§ Set problem:
Pictures aside, quote the whole listing exactly.

[Saved data entries]

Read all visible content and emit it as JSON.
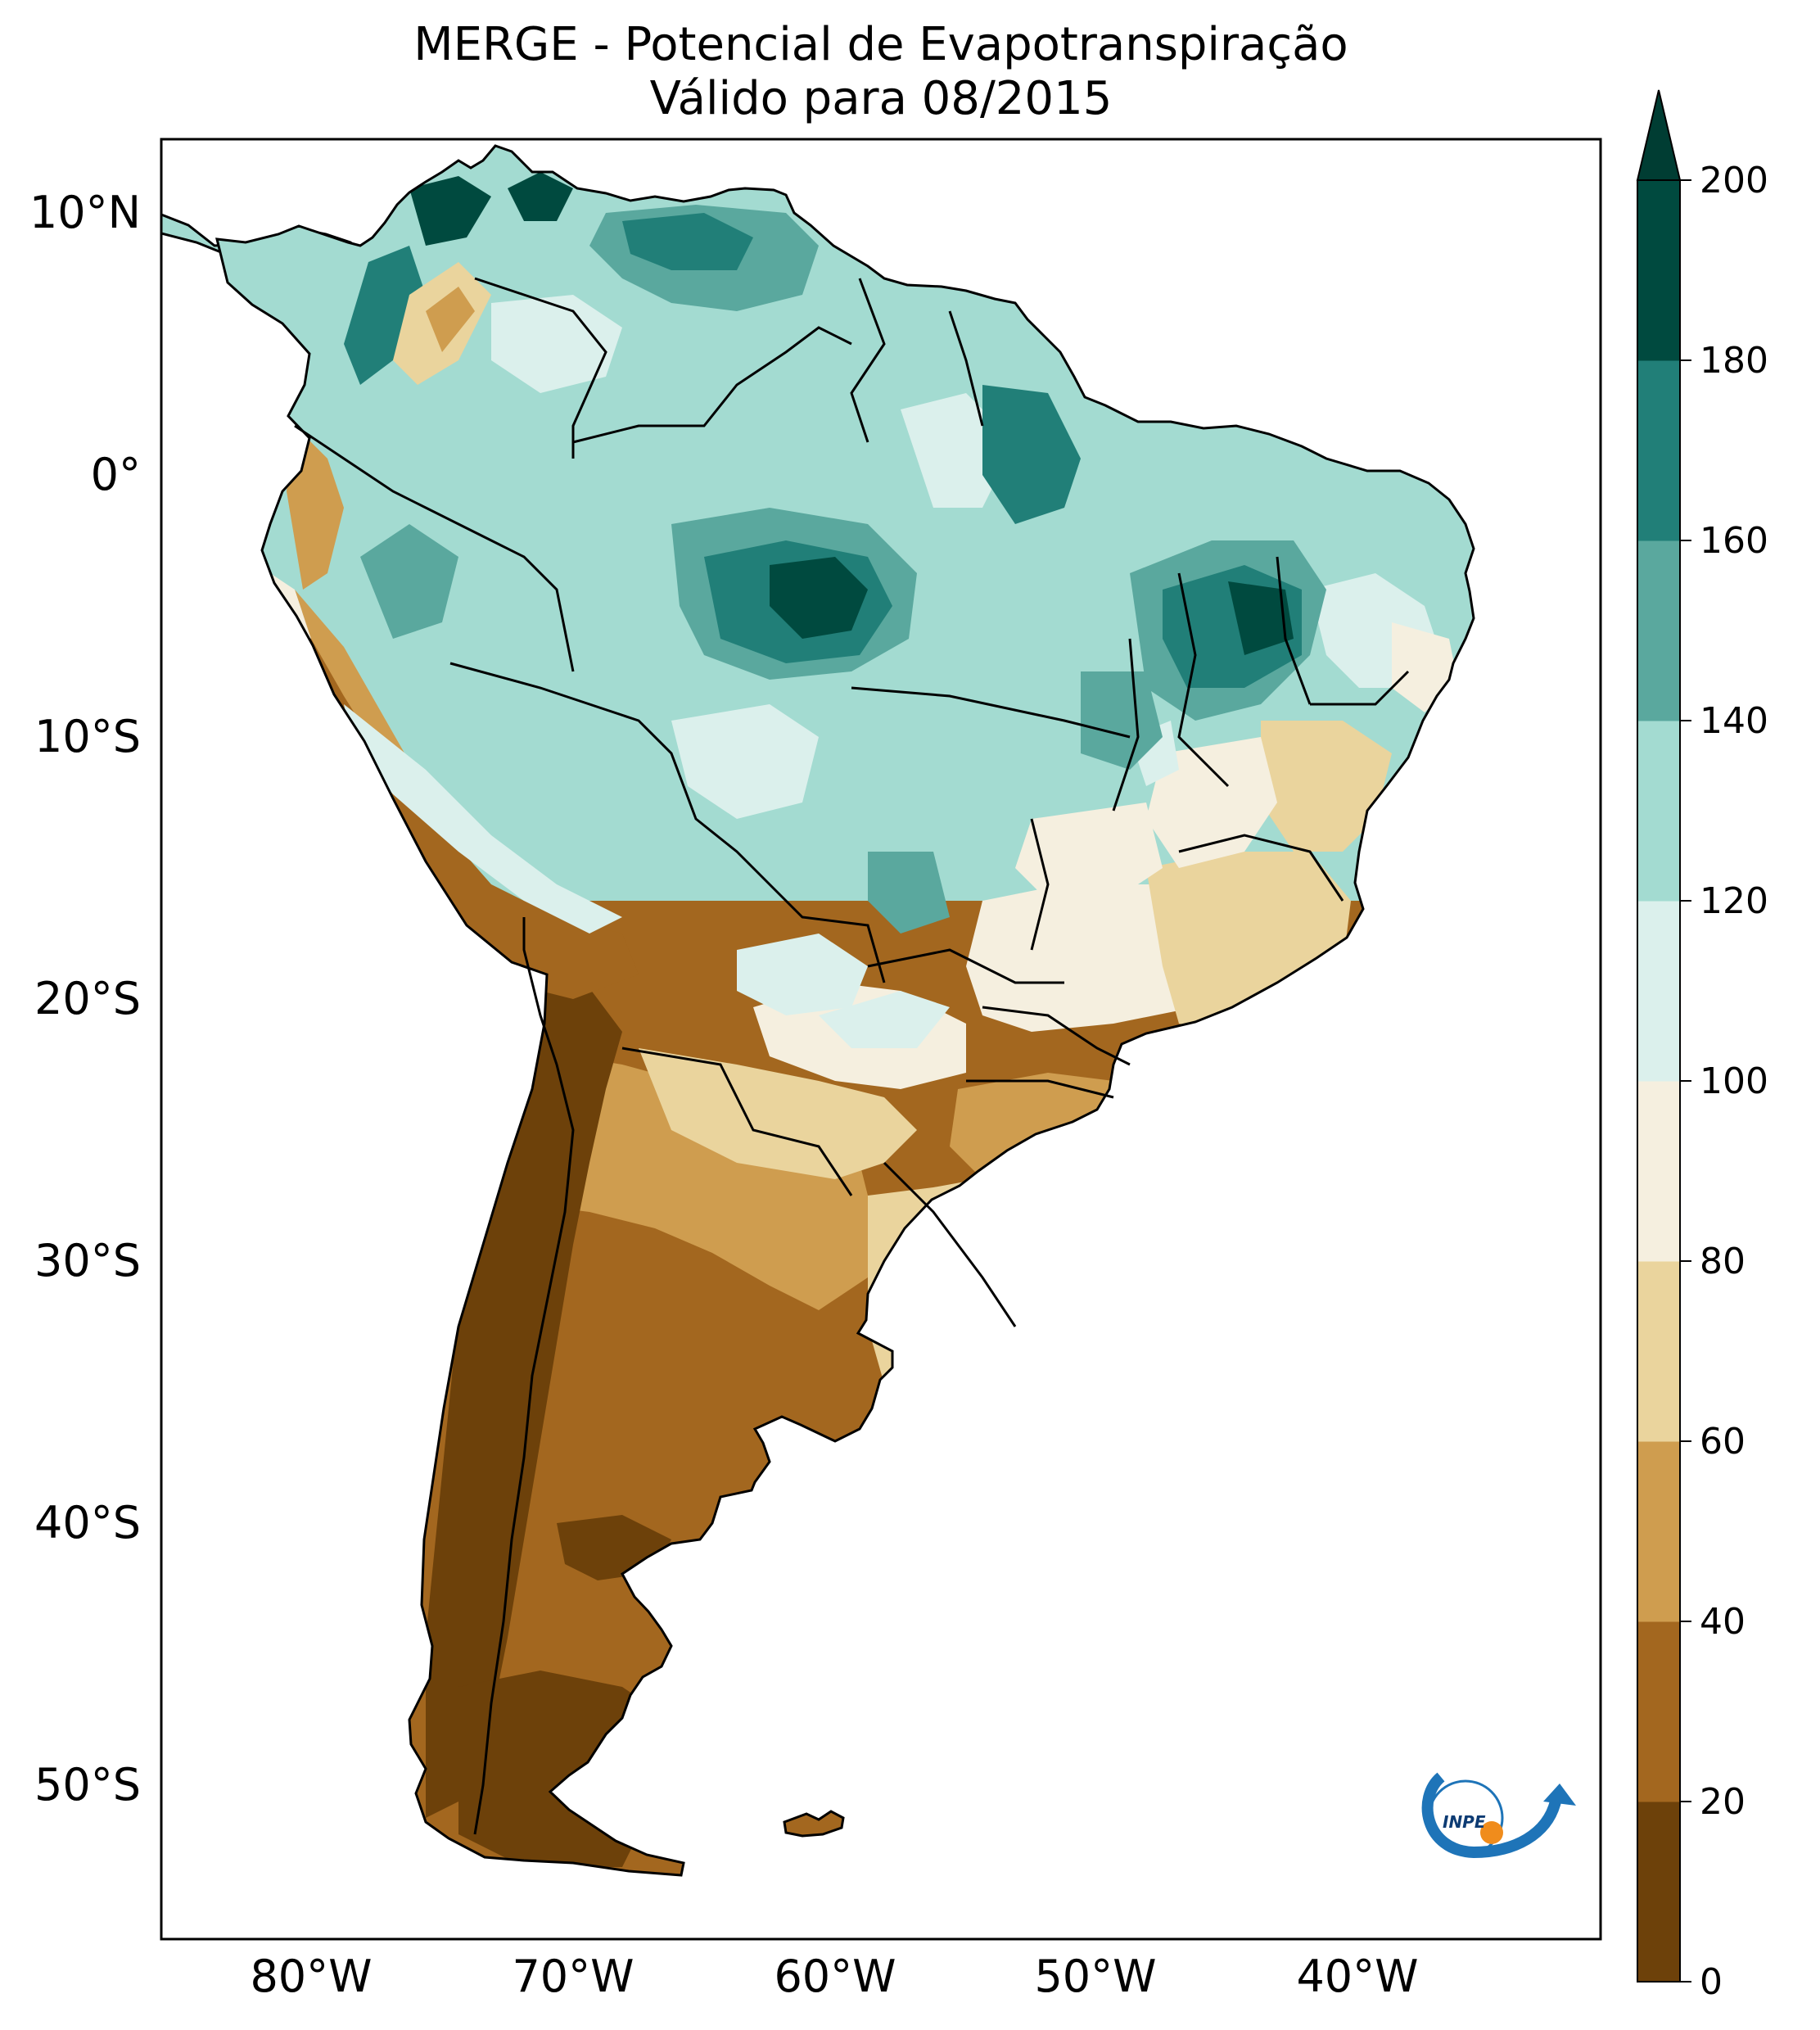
{
  "title": {
    "line1": "MERGE - Potencial de Evapotranspiração",
    "line2": "Válido para 08/2015"
  },
  "map": {
    "lat_labels": [
      "10°N",
      "0°",
      "10°S",
      "20°S",
      "30°S",
      "40°S",
      "50°S"
    ],
    "lon_labels": [
      "80°W",
      "70°W",
      "60°W",
      "50°W",
      "40°W"
    ]
  },
  "colorbar": {
    "ticks": [
      "0",
      "20",
      "40",
      "60",
      "80",
      "100",
      "120",
      "140",
      "160",
      "180",
      "200"
    ],
    "colors": [
      "#6d410a",
      "#a3671f",
      "#cf9d4f",
      "#ead49d",
      "#f5efdf",
      "#dbf0ec",
      "#a3dbd1",
      "#5aa89e",
      "#217f78",
      "#004a3f"
    ],
    "extend_color": "#003d33"
  },
  "colors": {
    "dark_brown": "#6d410a",
    "brown": "#a3671f",
    "tan": "#cf9d4f",
    "light_tan": "#ead49d",
    "cream": "#f5efdf",
    "pale_teal": "#dbf0ec",
    "light_teal": "#a3dbd1",
    "teal": "#5aa89e",
    "dark_teal": "#217f78",
    "darkest_teal": "#004a3f"
  },
  "logo": {
    "text": "INPE"
  }
}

§ Output:
Read all visible content and emit it as JSON.
{
  "title": {
    "line1": "MERGE - Potencial de Evapotranspiração",
    "line2": "Válido para 08/2015"
  },
  "map": {
    "lat_labels": [
      "10°N",
      "0°",
      "10°S",
      "20°S",
      "30°S",
      "40°S",
      "50°S"
    ],
    "lon_labels": [
      "80°W",
      "70°W",
      "60°W",
      "50°W",
      "40°W"
    ]
  },
  "colorbar": {
    "ticks": [
      "0",
      "20",
      "40",
      "60",
      "80",
      "100",
      "120",
      "140",
      "160",
      "180",
      "200"
    ],
    "colors": [
      "#6d410a",
      "#a3671f",
      "#cf9d4f",
      "#ead49d",
      "#f5efdf",
      "#dbf0ec",
      "#a3dbd1",
      "#5aa89e",
      "#217f78",
      "#004a3f"
    ],
    "extend_color": "#003d33"
  },
  "colors": {
    "dark_brown": "#6d410a",
    "brown": "#a3671f",
    "tan": "#cf9d4f",
    "light_tan": "#ead49d",
    "cream": "#f5efdf",
    "pale_teal": "#dbf0ec",
    "light_teal": "#a3dbd1",
    "teal": "#5aa89e",
    "dark_teal": "#217f78",
    "darkest_teal": "#004a3f"
  },
  "logo": {
    "text": "INPE"
  }
}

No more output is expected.